DIRECTION:
All of the data must be printed exactly; please include every line.

┄┄┄┄┄┄┄┄┄┄

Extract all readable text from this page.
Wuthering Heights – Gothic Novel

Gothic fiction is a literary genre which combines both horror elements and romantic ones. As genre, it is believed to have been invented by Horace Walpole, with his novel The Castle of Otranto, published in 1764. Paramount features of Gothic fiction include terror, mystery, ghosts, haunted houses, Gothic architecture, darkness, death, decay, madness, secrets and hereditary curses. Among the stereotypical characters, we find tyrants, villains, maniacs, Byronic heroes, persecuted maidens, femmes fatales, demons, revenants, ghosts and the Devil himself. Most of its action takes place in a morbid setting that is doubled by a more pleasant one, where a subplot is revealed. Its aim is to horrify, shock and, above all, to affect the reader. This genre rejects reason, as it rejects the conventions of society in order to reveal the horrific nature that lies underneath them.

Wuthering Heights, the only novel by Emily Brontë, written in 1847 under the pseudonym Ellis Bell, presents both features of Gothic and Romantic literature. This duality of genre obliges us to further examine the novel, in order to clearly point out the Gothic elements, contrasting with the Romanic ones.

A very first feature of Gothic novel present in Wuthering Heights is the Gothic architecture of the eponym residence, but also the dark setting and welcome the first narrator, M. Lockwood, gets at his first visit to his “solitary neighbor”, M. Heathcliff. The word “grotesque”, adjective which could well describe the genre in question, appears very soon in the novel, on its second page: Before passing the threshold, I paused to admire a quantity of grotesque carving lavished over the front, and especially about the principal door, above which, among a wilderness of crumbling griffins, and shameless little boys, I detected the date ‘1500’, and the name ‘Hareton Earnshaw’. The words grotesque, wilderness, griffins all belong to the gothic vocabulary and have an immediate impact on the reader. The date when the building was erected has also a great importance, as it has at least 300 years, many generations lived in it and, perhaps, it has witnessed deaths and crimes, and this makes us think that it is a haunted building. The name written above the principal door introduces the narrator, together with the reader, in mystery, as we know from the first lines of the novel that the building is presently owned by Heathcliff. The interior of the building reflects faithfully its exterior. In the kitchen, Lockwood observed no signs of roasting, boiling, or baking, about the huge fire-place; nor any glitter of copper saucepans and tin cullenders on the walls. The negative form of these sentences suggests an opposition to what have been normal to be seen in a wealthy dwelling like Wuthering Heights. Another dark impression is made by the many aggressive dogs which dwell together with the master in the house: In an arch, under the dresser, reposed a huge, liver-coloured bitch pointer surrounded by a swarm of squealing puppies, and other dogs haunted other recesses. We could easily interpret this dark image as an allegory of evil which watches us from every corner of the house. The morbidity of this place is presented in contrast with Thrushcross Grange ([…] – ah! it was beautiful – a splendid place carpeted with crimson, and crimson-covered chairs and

┄┄┄┄┄┄┄┄┄┄

TASK ANSWER:
Extract all readable text from this page.
Wuthering Heights – Gothic Novel

Gothic fiction is a literary genre which combines both horror elements and romantic ones. As genre, it is believed to have been invented by Horace Walpole, with his novel The Castle of Otranto, published in 1764. Paramount features of Gothic fiction include terror, mystery, ghosts, haunted houses, Gothic architecture, darkness, death, decay, madness, secrets and hereditary curses. Among the stereotypical characters, we find tyrants, villains, maniacs, Byronic heroes, persecuted maidens, femmes fatales, demons, revenants, ghosts and the Devil himself. Most of its action takes place in a morbid setting that is doubled by a more pleasant one, where a subplot is revealed. Its aim is to horrify, shock and, above all, to affect the reader. This genre rejects reason, as it rejects the conventions of society in order to reveal the horrific nature that lies underneath them.

Wuthering Heights, the only novel by Emily Brontë, written in 1847 under the pseudonym Ellis Bell, presents both features of Gothic and Romantic literature. This duality of genre obliges us to further examine the novel, in order to clearly point out the Gothic elements, contrasting with the Romanic ones.

A very first feature of Gothic novel present in Wuthering Heights is the Gothic architecture of the eponym residence, but also the dark setting and welcome the first narrator, M. Lockwood, gets at his first visit to his “solitary neighbor”, M. Heathcliff. The word “grotesque”, adjective which could well describe the genre in question, appears very soon in the novel, on its second page: Before passing the threshold, I paused to admire a quantity of grotesque carving lavished over the front, and especially about the principal door, above which, among a wilderness of crumbling griffins, and shameless little boys, I detected the date ‘1500’, and the name ‘Hareton Earnshaw’. The words grotesque, wilderness, griffins all belong to the gothic vocabulary and have an immediate impact on the reader. The date when the building was erected has also a great importance, as it has at least 300 years, many generations lived in it and, perhaps, it has witnessed deaths and crimes, and this makes us think that it is a haunted building. The name written above the principal door introduces the narrator, together with the reader, in mystery, as we know from the first lines of the novel that the building is presently owned by Heathcliff. The interior of the building reflects faithfully its exterior. In the kitchen, Lockwood observed no signs of roasting, boiling, or baking, about the huge fire-place; nor any glitter of copper saucepans and tin cullenders on the walls. The negative form of these sentences suggests an opposition to what have been normal to be seen in a wealthy dwelling like Wuthering Heights. Another dark impression is made by the many aggressive dogs which dwell together with the master in the house: In an arch, under the dresser, reposed a huge, liver-coloured bitch pointer surrounded by a swarm of squealing puppies, and other dogs haunted other recesses. We could easily interpret this dark image as an allegory of evil which watches us from every corner of the house. The morbidity of this place is presented in contrast with Thrushcross Grange ([…] – ah! it was beautiful – a splendid place carpeted with crimson, and crimson-covered chairs and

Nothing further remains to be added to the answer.